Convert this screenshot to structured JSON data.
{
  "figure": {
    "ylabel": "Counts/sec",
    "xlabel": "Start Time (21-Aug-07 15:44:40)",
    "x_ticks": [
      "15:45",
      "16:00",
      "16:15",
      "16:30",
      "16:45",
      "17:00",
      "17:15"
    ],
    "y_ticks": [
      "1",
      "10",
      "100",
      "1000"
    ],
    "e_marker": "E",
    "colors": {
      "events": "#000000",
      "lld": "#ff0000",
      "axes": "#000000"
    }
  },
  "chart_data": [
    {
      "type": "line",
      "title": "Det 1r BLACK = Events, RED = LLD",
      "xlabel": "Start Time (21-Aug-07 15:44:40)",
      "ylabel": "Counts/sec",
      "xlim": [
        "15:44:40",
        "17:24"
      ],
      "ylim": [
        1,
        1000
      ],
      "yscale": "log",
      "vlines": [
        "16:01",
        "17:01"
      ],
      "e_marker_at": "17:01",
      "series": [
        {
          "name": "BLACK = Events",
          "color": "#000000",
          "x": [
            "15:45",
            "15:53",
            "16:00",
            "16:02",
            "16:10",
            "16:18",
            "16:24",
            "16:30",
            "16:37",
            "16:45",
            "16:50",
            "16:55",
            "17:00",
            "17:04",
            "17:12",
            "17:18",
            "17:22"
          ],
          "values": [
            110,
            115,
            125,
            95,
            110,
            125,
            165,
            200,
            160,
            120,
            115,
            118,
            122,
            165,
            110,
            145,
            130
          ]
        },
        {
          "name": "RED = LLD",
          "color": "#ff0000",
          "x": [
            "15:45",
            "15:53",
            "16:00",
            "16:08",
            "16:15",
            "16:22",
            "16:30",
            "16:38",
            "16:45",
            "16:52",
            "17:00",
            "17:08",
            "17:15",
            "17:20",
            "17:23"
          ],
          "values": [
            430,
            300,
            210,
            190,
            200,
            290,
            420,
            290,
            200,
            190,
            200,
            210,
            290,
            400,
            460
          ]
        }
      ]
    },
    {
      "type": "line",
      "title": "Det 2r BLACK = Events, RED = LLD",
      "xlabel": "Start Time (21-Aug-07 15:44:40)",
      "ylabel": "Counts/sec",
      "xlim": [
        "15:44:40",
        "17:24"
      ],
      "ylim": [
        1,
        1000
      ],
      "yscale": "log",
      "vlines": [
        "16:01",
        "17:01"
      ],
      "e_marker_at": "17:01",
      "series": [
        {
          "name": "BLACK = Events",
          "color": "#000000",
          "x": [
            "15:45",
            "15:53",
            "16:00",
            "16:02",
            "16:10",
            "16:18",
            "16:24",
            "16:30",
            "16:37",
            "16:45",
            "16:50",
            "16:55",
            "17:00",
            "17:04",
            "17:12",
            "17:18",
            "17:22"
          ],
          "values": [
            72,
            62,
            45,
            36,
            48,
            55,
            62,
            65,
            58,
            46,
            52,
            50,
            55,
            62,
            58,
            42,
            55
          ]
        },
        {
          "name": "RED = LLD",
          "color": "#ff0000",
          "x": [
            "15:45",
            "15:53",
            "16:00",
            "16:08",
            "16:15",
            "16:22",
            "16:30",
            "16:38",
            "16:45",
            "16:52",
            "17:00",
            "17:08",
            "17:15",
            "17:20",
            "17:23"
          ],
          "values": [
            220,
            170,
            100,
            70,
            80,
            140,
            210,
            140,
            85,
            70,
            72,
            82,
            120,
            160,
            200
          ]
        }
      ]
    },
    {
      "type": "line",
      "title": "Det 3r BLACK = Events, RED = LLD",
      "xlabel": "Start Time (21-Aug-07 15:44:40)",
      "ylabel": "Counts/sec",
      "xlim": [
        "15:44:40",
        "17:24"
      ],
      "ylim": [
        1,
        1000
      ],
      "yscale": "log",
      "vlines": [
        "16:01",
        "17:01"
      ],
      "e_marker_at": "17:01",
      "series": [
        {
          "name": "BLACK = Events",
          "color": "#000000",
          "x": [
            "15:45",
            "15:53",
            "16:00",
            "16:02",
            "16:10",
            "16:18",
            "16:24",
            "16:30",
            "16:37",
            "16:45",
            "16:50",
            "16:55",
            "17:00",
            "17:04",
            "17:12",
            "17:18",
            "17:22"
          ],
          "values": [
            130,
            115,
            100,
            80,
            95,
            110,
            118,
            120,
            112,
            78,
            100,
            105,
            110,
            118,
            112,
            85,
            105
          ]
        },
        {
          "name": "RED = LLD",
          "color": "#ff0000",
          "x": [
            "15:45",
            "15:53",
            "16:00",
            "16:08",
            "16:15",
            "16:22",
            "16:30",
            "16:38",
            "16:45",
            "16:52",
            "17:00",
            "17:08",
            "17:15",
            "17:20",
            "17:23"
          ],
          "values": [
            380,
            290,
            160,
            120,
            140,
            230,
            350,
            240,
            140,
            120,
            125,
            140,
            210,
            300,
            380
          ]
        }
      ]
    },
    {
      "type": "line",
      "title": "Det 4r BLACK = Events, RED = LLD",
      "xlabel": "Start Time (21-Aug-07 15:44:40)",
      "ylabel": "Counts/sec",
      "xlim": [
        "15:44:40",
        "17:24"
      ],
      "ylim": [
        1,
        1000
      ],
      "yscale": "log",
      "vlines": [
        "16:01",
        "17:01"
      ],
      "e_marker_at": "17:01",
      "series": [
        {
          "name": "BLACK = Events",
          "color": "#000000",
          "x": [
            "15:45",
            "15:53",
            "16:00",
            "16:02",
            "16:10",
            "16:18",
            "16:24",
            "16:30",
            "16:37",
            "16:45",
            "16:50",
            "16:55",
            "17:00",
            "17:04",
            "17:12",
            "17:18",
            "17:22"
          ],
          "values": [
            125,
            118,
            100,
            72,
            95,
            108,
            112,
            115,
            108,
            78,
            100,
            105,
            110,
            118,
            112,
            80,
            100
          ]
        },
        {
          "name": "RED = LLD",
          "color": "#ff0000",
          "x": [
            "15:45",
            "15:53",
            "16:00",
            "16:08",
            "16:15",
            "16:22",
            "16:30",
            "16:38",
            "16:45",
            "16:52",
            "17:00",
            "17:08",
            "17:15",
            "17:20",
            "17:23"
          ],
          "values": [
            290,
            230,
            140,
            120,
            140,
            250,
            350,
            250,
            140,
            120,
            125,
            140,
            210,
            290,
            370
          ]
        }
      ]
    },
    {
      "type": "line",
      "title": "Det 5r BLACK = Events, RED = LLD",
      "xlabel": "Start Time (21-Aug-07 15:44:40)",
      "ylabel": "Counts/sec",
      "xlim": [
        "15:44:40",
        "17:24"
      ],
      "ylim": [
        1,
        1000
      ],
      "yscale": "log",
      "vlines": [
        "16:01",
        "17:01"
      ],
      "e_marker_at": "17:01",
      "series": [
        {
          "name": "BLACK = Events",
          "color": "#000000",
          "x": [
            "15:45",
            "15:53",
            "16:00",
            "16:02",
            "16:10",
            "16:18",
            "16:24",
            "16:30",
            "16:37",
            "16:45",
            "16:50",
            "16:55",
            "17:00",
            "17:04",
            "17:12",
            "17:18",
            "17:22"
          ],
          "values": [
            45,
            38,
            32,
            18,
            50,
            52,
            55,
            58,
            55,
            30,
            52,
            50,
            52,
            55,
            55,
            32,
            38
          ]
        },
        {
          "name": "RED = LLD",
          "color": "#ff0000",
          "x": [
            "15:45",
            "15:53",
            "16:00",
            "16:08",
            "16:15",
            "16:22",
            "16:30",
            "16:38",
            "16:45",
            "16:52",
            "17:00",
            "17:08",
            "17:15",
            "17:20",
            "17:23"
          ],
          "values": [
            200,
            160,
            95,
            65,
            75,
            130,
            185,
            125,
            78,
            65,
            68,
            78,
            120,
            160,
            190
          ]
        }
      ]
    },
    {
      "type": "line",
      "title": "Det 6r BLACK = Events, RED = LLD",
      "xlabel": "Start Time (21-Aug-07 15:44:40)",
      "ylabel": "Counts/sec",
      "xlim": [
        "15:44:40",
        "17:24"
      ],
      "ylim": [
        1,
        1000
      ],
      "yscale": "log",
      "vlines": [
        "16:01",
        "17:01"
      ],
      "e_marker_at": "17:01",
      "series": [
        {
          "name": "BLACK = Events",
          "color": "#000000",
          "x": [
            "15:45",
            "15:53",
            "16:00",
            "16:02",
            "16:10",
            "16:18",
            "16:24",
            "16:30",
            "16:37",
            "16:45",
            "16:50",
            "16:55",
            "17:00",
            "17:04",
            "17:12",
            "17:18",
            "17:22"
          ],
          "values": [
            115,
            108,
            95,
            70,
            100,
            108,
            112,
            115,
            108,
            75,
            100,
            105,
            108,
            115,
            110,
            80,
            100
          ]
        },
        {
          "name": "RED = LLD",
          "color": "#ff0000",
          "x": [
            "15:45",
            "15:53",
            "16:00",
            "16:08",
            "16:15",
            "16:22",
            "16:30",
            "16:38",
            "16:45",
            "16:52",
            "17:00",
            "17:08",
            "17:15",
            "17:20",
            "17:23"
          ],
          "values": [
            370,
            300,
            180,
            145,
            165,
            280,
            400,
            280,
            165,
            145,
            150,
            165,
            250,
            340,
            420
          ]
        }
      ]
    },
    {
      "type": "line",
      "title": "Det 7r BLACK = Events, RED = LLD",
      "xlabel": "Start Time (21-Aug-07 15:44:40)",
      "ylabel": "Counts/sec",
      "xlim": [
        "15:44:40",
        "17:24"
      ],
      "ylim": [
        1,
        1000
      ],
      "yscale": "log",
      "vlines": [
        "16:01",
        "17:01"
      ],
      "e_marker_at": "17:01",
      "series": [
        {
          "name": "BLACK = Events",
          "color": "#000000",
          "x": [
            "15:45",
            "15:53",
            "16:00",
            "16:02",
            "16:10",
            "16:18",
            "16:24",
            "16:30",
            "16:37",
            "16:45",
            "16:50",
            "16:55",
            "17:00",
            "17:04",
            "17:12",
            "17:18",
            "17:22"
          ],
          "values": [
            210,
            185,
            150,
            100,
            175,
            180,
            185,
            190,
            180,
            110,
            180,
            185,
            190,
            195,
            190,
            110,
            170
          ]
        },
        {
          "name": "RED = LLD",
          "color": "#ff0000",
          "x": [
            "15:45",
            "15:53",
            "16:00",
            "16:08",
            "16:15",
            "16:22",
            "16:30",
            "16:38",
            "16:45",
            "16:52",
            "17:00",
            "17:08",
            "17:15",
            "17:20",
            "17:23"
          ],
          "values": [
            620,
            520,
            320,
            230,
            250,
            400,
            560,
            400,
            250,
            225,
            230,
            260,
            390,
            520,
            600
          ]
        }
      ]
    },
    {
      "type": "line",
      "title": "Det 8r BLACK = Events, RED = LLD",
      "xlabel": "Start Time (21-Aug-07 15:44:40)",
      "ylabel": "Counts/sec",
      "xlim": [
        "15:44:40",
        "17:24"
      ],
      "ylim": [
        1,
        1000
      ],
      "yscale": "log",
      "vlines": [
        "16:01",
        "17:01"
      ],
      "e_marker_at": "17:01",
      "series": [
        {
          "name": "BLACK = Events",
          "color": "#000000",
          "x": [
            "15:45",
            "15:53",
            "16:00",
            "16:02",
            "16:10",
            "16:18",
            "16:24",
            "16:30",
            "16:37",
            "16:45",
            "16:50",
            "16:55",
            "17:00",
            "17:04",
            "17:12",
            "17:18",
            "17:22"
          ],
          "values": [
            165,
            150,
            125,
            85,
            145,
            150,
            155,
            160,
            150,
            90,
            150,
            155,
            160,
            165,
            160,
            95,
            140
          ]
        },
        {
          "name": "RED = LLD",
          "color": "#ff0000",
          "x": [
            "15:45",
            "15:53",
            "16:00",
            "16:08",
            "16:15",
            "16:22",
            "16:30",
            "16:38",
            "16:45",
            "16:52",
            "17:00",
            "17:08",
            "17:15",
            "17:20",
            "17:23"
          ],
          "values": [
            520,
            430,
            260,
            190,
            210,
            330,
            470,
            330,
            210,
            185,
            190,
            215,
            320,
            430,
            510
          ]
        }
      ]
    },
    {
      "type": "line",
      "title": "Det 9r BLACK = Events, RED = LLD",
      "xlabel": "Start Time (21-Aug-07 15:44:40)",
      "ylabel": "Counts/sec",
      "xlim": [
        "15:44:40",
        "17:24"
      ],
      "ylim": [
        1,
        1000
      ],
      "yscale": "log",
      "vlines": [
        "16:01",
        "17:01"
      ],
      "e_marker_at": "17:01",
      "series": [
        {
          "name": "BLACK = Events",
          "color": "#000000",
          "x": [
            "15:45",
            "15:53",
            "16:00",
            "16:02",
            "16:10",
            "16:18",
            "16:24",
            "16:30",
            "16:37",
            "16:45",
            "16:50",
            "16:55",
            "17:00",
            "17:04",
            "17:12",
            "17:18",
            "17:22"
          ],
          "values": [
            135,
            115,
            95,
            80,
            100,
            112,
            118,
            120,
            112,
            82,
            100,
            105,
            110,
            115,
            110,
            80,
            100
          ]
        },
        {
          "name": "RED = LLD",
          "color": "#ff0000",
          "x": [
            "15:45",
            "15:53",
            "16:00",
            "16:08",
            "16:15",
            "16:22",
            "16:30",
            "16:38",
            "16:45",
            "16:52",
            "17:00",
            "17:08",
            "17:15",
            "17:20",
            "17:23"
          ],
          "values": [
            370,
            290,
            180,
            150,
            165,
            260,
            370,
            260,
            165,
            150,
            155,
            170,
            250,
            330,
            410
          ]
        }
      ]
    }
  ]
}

------------

SET PROBLEM:
Copy out all lines where the word "title" appears.

CORRECT RESPONSE:
      "title": "Det 1r BLACK = Events, RED = LLD",
      "title": "Det 2r BLACK = Events, RED = LLD",
      "title": "Det 3r BLACK = Events, RED = LLD",
      "title": "Det 4r BLACK = Events, RED = LLD",
      "title": "Det 5r BLACK = Events, RED = LLD",
      "title": "Det 6r BLACK = Events, RED = LLD",
      "title": "Det 7r BLACK = Events, RED = LLD",
      "title": "Det 8r BLACK = Events, RED = LLD",
      "title": "Det 9r BLACK = Events, RED = LLD",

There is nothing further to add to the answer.